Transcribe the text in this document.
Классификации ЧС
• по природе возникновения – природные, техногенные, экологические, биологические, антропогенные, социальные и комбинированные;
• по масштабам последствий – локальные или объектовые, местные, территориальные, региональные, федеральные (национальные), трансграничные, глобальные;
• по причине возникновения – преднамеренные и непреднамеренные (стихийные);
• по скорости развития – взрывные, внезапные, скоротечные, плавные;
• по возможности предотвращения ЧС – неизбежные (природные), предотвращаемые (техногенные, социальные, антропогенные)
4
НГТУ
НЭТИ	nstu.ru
...
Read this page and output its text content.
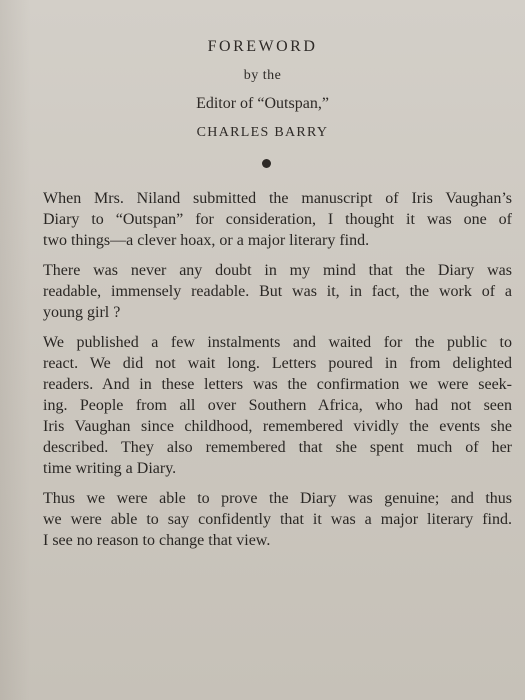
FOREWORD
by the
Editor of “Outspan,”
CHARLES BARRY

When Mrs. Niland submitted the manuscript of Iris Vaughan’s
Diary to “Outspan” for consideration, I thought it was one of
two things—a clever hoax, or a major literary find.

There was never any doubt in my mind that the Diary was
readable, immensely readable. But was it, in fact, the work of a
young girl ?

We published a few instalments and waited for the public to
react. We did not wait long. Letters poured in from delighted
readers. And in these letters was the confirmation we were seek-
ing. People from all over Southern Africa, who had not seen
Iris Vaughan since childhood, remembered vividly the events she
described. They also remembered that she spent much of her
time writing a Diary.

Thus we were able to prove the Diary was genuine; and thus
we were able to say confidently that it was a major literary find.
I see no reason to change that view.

▶ _Exercise_: From the listing above, report the number of lines containing the string "were", without any accompanying remarks.

▶ _Answer_: 3